Stored items:
= = = = = = =

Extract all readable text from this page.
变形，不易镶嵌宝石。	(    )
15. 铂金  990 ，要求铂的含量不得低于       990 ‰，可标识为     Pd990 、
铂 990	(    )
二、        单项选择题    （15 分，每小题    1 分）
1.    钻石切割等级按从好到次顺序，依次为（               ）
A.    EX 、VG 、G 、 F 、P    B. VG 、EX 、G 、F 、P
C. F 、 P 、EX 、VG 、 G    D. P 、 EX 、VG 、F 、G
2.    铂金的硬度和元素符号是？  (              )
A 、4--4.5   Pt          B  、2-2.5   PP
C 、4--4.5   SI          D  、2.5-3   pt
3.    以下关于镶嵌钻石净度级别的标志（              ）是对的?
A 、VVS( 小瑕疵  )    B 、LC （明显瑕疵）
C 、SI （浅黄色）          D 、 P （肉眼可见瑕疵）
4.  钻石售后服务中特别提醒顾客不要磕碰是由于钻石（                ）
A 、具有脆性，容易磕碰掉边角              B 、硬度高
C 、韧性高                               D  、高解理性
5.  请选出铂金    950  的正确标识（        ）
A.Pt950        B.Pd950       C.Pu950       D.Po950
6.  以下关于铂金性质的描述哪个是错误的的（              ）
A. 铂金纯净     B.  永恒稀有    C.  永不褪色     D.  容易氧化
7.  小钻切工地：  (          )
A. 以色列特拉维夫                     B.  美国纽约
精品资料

= = = = = = =

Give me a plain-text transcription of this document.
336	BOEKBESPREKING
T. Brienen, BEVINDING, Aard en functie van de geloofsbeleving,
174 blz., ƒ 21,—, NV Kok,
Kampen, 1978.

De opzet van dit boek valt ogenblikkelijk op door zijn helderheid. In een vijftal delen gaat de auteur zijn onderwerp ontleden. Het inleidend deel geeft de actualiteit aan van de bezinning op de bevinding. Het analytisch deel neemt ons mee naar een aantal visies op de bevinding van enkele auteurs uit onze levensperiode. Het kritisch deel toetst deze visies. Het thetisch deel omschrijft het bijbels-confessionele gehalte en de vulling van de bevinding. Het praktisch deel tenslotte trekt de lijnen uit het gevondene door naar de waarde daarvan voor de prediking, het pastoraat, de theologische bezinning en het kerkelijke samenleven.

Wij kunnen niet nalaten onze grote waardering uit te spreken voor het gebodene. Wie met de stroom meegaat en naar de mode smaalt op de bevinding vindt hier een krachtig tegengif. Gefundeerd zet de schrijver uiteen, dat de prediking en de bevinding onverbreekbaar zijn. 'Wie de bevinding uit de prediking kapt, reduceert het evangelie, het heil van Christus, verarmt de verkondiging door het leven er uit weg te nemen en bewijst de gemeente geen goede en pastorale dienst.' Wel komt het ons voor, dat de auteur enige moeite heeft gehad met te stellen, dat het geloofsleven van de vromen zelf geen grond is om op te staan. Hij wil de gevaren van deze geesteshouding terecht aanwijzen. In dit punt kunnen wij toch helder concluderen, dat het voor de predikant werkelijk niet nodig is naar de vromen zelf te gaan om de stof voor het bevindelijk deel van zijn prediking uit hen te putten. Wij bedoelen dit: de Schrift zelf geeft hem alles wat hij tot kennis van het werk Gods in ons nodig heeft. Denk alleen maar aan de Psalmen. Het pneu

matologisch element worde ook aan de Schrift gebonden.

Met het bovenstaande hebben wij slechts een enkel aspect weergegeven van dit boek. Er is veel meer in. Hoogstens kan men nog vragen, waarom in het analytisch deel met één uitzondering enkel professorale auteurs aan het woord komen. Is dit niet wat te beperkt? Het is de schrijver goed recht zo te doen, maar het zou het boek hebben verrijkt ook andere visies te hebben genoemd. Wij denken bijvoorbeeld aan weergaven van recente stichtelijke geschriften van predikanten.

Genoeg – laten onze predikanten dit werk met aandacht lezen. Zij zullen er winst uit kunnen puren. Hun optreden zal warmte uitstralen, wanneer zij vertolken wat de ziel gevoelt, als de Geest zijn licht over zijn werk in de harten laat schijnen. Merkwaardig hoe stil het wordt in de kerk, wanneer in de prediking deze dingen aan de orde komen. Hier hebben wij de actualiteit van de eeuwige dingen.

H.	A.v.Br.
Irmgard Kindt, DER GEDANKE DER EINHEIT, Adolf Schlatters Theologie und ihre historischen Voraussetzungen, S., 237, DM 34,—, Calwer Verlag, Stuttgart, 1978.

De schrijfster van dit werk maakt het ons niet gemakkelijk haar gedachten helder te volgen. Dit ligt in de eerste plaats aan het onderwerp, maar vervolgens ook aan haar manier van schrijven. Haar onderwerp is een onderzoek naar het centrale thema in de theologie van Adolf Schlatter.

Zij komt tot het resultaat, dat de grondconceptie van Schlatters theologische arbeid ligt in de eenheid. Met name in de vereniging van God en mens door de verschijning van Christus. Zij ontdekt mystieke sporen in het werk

= = = = = = =

OBJECTIVE: How many lines of the data hold the string "deel"? Reply with the number alone.

REPLY TO THE TASK: 3